Und jetzt das paradoxe: So wie es hier steht, funktioniert das Programm. Wenn ich aber das erste drawImage auskommentiere (was in der fertigen Version ja so sein soll, ich brauche imgloaded nur, um es zu zerschneiden - angezeigt werden soll es nie!), kriege ich einen weissen Bildschirm. 

Weshalb?

Wie kann ich Bilder in einer Variabeln so speichern, dass sie IMMER da sind, wenn immer ich Lust habe, sie zu zeichnen? Ich dachte eigentlich, dass der MediaTracker genau das macht. 
Ich möchte Bilder nicht nur erstellen und sofort zeichnen, sondern auch aufbewahren, an andere Klassen weitergeben, etc..

Was mache ich falsch?

Wäre echt froh, wenn mir jemand dabei helfen könnte... ich bin am Verzweifeln.

Gruss smf68


----------



## Campino (9. Okt 2006)

Es wäre schön mal den Code der cutter.cut() und der loader.load()-methode zu sehen, so ist der Code wenig aussagekräftig, spontan würde ich sagen, dass die cutter.cut nicht geht und das cutted-Array leer ist. Ansonsten malst du generell nur einen deiner zwölf Teile, das ist dir klar?

### Aufgabenbeschreibung
Bitte schreibe den Forumsthread über das Speichern und Zeichnen von Bildern in Java nach seinem letzten Satz weiter.

### Gegebene Informationen

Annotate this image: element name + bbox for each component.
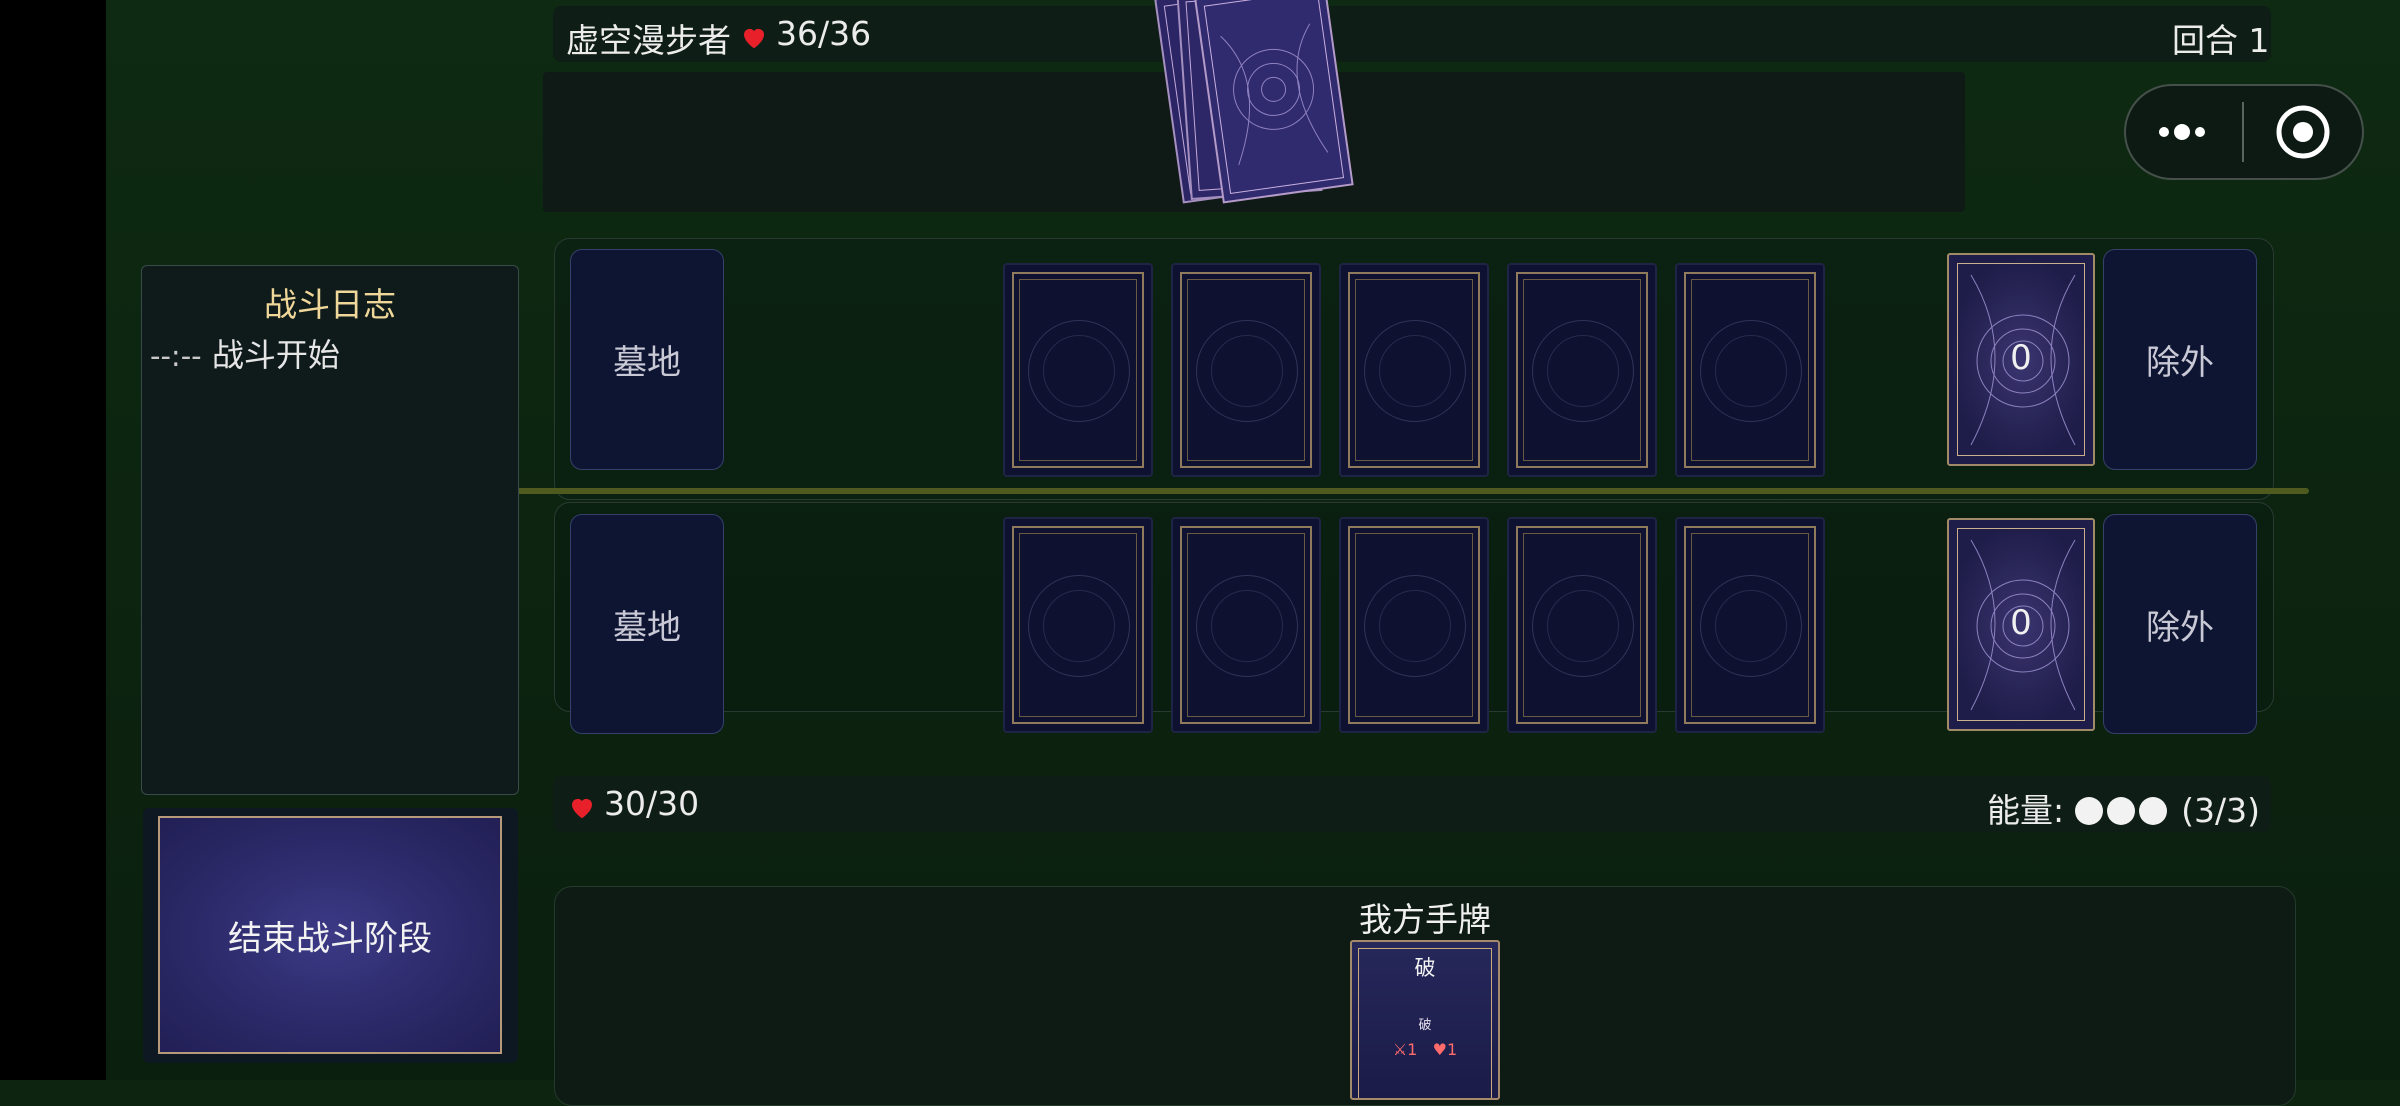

### Antwort
----------



## SlaterB (9. Okt 2006)

versuchs doch erstmal mit
cutted = new Image[3];
cutted[2] = imgloaded[0];

und der Anzeige von cutted[2] in Originalgröße,
wenn das funktioniert, dann ist wohl etwas mit der cut-Operation im Eimer,
was immer das auch sein soll


----------



## smf68 (10. Okt 2006)

SlaterB hat gesagt.:
			
		

> versuchs doch erstmal mit
> cutted = new Image[3];
> cutted[2] = imgloaded[0];
> 
> ...



Das funktioniert.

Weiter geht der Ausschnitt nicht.